PAGE TEXT:
**********

Efficient Unsupervised Word Segmenter using Minimum Description Length for Neural Machine Translation
Are you looking for a simple implementation of Byte Pair Encoding (BPE) for Chinese/Japanese?
We developed yet another unsupervised word segmenter for East Asian languages. This is based on the principle of Minimum Description Length (MDL) imposing the restriction of finite vocabulary, so we call it "FMDL".
Theorically, FMDL considers more than BPE given the minimal coding cost in vocabulary, while this implementation is more simple and efficient than the SentencePiece version of BPE. It requires only 1 minute to train a segmentation model!
This repository contains main codes of FMDL for word segmentation (not only subwords, maybe longer than the plain word) for Chinese/Japanese text processing. Experimental results in Neural Machine Translation shows competitive translation scores compared with SentencePiece or BPE.
The scripts are executable stand-alone, but you need to compile SuffixArray library in advance.
bash compile.sh
python version >= 3.6 (recommended)
SWIG Version >= 3.0.8 (recommended)
cmake version >= 3.9.4 (recommended)
After finishing the build, you can run the scripts directly.
Please check the individual files for usage instructions.

**********

EXERCISE INSTRUCTIONS:
• 1. In the FMDL segmenter description, translate this sentence into Spanish: "The scripts are executable stand-alone, but you need to compile SuffixArray library in advance."
• 2. According to the FMDL segmenter description, how long does it take to train a segmentation model?
• 3. Go on with the FMDL segmenter description, picking up after its final sentence.

Boxed element entries:
**********

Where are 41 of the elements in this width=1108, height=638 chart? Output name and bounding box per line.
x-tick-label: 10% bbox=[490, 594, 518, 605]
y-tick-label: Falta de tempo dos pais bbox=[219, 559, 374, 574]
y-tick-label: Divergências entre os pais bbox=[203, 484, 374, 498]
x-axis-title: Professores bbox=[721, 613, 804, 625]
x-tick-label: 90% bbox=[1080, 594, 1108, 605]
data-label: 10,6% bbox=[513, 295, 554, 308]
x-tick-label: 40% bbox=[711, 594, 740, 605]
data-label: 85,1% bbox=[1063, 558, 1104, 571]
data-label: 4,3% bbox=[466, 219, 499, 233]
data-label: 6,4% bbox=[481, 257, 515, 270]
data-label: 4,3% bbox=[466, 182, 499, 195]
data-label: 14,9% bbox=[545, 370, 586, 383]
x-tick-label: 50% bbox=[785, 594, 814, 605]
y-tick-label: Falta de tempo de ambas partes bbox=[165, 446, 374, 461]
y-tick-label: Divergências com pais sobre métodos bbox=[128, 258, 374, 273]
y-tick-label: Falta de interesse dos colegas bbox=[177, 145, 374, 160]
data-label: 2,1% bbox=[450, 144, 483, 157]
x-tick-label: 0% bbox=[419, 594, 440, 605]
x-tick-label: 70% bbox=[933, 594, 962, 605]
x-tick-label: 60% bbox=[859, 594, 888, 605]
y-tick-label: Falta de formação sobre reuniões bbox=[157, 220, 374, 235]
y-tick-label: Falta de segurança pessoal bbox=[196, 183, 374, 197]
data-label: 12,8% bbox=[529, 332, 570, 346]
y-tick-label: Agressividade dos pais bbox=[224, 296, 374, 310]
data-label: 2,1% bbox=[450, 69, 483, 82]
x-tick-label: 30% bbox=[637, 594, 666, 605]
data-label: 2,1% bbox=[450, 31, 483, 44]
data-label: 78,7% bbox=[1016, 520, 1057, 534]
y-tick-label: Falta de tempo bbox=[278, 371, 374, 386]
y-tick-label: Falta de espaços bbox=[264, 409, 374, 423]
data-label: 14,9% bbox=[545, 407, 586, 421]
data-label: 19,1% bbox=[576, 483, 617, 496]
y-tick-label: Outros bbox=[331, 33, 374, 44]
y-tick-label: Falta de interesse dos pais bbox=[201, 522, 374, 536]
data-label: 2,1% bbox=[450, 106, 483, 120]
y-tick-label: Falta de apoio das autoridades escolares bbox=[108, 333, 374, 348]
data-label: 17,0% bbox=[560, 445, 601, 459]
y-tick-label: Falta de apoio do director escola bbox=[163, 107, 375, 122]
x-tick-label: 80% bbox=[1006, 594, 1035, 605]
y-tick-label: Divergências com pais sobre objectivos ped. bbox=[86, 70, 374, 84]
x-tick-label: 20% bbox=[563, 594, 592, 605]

**********

RESPONSES FOR EACH TASK:
• 1. Los scripts se pueden ejecutar de forma independiente, pero es necesario compilar previamente la biblioteca SuffixArray.

• 2. Only 1 minute.

• 3.
To apply MDL to word segmentation, invoke these commands:
python learn_mdl.py --train {train.unseg.txt} --vocab_size 20000 --model {fmdl.model} -v
The input of the training dataset should be unsegmented raw text, line by line.
To segment text into subword sequences, do the following:
python apply_mdl.py --input {test.txt} --model {fmdl.model} > {test.seg.txt}
Vocab = 20K
Japanese--Chinese | WER | BLEU | NIST | TER | RIBES |
---|---|---|---|---|---|
NMT (baseline) | 45.29 | 30.18 | 8.147 | 47.93 | 83.34 |
BPE | 46.24 | 31.63 | 8.257 | 49.32 | 83.36 |
SentencePiece | 45.51 | 32.14 | 8.380 | 48.30 | 83.70 |
F-MDL | 43.22 | 32.42 | 8.476 | 46.66 | 84.28 |
FM-MDL (min_count=5) | 43.53 | 32.12 | 8.477 | 46.47 | 84.47 |
Boldface means no statistically significant difference with the best systems.
not yet.